## [The problem]
From the listing below, pull out every line where the string "data" appears.

## [Supplied material]
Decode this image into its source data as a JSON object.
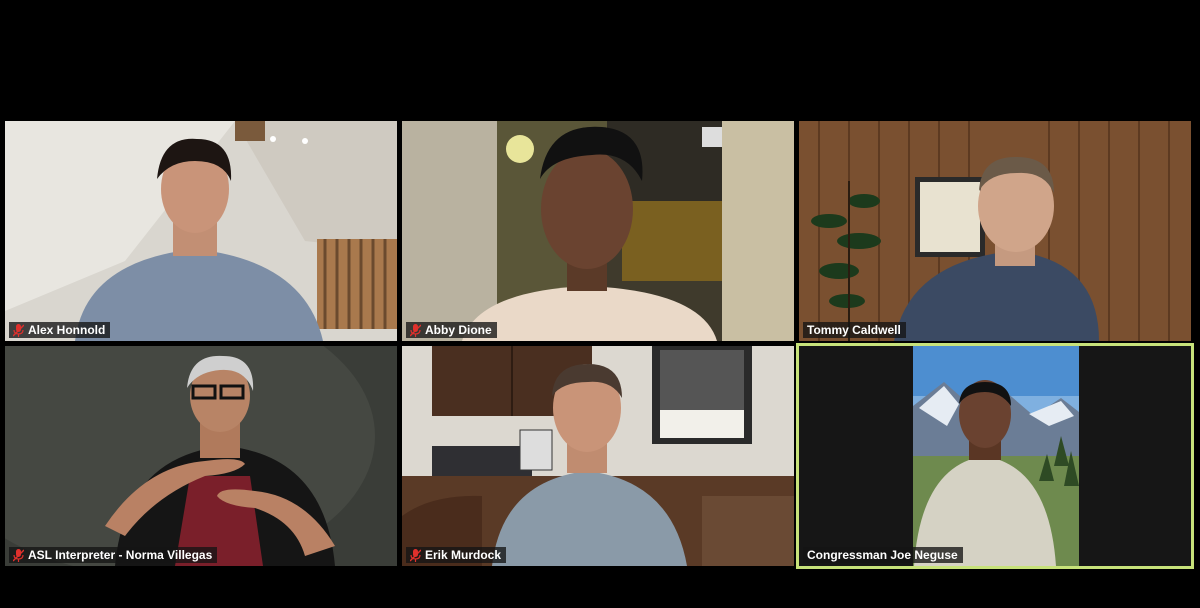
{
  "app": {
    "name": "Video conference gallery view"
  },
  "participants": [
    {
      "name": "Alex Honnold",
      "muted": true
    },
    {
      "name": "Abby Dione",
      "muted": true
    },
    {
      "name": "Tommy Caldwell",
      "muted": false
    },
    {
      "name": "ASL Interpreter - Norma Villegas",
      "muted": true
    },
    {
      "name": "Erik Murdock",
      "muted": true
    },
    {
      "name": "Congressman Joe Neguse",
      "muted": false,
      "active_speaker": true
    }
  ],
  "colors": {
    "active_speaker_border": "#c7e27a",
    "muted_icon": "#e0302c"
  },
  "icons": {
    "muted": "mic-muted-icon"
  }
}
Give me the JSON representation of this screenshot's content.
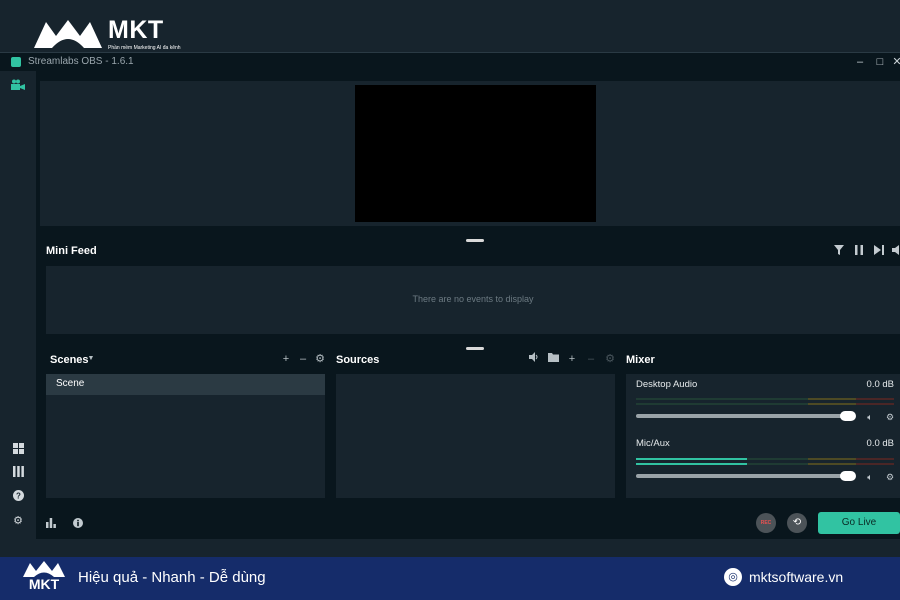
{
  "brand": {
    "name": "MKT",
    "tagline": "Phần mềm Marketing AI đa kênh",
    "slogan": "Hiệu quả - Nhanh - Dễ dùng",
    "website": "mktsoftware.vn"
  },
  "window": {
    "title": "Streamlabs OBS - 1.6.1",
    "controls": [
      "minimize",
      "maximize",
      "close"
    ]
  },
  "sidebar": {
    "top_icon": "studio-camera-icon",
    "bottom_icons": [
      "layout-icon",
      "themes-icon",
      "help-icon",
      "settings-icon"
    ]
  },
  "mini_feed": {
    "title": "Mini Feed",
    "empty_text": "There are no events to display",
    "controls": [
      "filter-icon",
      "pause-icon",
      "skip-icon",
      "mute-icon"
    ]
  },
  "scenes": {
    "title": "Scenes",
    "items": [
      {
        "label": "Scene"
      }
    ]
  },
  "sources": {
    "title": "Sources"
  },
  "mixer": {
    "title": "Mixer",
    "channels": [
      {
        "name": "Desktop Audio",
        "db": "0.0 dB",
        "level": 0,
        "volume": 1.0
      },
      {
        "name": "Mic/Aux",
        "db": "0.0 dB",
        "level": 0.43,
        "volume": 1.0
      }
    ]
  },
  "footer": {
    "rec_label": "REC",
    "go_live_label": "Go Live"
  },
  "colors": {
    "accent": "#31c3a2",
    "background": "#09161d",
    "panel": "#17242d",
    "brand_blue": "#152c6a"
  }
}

* * *

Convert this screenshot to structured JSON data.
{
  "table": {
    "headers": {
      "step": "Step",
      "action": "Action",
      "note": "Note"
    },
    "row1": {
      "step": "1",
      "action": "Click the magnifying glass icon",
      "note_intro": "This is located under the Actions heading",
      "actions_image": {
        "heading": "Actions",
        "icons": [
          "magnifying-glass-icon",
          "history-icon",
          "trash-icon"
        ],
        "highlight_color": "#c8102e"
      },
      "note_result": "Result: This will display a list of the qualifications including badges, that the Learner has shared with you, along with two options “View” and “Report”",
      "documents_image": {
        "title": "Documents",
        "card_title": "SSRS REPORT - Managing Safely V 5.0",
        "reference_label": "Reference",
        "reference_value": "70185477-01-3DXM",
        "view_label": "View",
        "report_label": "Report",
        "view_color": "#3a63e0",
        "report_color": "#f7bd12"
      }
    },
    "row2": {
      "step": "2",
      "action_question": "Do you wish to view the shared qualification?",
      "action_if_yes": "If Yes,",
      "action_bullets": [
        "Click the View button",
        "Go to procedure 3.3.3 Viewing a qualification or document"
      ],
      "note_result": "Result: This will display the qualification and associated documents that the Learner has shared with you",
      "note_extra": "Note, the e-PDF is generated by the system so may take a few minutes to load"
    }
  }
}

## [Answer to this problem]
Decode this image into its source data as a JSON object.
Convert this screenshot to structured JSON data.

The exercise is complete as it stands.